### DATA PROVIDED
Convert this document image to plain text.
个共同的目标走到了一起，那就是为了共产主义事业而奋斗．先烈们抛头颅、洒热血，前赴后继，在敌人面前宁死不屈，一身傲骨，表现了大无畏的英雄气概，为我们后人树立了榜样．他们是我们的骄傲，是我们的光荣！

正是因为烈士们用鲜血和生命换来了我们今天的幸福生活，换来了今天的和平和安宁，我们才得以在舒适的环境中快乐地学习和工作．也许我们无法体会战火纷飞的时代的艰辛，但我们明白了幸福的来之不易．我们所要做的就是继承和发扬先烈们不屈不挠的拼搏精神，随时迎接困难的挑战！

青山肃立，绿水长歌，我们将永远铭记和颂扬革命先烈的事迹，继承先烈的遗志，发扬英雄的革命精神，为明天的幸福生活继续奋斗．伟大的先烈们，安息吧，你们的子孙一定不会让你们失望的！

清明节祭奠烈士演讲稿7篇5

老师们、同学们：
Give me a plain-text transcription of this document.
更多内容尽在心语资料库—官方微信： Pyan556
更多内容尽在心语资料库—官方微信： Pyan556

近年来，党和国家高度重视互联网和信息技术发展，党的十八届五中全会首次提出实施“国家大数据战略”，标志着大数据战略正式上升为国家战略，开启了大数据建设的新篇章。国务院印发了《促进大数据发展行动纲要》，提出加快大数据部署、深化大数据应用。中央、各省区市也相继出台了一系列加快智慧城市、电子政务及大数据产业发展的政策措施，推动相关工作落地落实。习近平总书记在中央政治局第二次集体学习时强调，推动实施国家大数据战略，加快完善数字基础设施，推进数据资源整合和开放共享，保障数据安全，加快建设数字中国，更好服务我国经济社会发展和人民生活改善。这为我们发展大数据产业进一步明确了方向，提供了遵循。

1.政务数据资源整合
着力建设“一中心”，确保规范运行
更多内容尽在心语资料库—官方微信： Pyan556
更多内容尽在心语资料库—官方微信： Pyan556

### SHORT EXERCISE
Lines holding the word "plain" in the entries above are the ones to pull out. Copy them all.

### RESPONSE TO THIS TASK
Convert this document image to plain text.
Give me a plain-text transcription of this document.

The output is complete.